* **Exercise aim**: Type the records out again in full, exactly.

* **Material supplied**:
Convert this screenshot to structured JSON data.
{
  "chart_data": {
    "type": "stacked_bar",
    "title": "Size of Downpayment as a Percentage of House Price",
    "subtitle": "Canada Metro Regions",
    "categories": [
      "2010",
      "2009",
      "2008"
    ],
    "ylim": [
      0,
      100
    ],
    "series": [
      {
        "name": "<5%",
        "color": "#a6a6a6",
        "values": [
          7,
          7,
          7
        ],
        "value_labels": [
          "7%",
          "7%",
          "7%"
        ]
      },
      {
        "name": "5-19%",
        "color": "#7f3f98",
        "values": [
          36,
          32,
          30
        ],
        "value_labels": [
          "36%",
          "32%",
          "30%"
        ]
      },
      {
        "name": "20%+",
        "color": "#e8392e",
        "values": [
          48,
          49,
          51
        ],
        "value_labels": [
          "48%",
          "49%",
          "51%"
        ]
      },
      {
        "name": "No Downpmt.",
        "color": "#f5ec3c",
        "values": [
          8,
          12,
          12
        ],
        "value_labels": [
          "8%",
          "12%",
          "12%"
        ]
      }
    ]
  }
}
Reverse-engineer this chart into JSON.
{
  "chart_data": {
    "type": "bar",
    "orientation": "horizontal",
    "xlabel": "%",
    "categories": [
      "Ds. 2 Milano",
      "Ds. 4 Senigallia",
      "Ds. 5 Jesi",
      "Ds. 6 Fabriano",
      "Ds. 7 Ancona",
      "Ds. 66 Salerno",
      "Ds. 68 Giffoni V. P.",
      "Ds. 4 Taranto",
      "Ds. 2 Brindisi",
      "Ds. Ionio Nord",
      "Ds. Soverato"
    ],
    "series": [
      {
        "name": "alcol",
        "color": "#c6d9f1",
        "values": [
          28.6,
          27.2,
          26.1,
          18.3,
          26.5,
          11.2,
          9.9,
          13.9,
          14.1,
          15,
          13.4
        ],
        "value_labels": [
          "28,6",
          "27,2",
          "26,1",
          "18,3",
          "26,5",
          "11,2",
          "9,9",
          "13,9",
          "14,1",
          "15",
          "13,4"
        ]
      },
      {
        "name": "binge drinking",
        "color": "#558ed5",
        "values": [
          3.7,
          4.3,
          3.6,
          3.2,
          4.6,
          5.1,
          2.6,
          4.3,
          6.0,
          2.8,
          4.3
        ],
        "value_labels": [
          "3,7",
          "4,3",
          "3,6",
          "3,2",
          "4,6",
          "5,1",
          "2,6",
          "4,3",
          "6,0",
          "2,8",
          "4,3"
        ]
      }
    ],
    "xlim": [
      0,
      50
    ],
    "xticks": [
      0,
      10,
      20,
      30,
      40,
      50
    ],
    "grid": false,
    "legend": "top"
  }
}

* **Exercise output**:
Convert this screenshot to structured JSON data.
{
  "chart_data": {
    "type": "stacked_bar",
    "title": "Size of Downpayment as a Percentage of House Price",
    "subtitle": "Canada Metro Regions",
    "categories": [
      "2010",
      "2009",
      "2008"
    ],
    "ylim": [
      0,
      100
    ],
    "series": [
      {
        "name": "<5%",
        "color": "#a6a6a6",
        "values": [
          7,
          7,
          7
        ],
        "value_labels": [
          "7%",
          "7%",
          "7%"
        ]
      },
      {
        "name": "5-19%",
        "color": "#7f3f98",
        "values": [
          36,
          32,
          30
        ],
        "value_labels": [
          "36%",
          "32%",
          "30%"
        ]
      },
      {
        "name": "20%+",
        "color": "#e8392e",
        "values": [
          48,
          49,
          51
        ],
        "value_labels": [
          "48%",
          "49%",
          "51%"
        ]
      },
      {
        "name": "No Downpmt.",
        "color": "#f5ec3c",
        "values": [
          8,
          12,
          12
        ],
        "value_labels": [
          "8%",
          "12%",
          "12%"
        ]
      }
    ]
  }
}
Reverse-engineer this chart into JSON.
{
  "chart_data": {
    "type": "bar",
    "orientation": "horizontal",
    "xlabel": "%",
    "categories": [
      "Ds. 2 Milano",
      "Ds. 4 Senigallia",
      "Ds. 5 Jesi",
      "Ds. 6 Fabriano",
      "Ds. 7 Ancona",
      "Ds. 66 Salerno",
      "Ds. 68 Giffoni V. P.",
      "Ds. 4 Taranto",
      "Ds. 2 Brindisi",
      "Ds. Ionio Nord",
      "Ds. Soverato"
    ],
    "series": [
      {
        "name": "alcol",
        "color": "#c6d9f1",
        "values": [
          28.6,
          27.2,
          26.1,
          18.3,
          26.5,
          11.2,
          9.9,
          13.9,
          14.1,
          15,
          13.4
        ],
        "value_labels": [
          "28,6",
          "27,2",
          "26,1",
          "18,3",
          "26,5",
          "11,2",
          "9,9",
          "13,9",
          "14,1",
          "15",
          "13,4"
        ]
      },
      {
        "name": "binge drinking",
        "color": "#558ed5",
        "values": [
          3.7,
          4.3,
          3.6,
          3.2,
          4.6,
          5.1,
          2.6,
          4.3,
          6.0,
          2.8,
          4.3
        ],
        "value_labels": [
          "3,7",
          "4,3",
          "3,6",
          "3,2",
          "4,6",
          "5,1",
          "2,6",
          "4,3",
          "6,0",
          "2,8",
          "4,3"
        ]
      }
    ],
    "xlim": [
      0,
      50
    ],
    "xticks": [
      0,
      10,
      20,
      30,
      40,
      50
    ],
    "grid": false,
    "legend": "top"
  }
}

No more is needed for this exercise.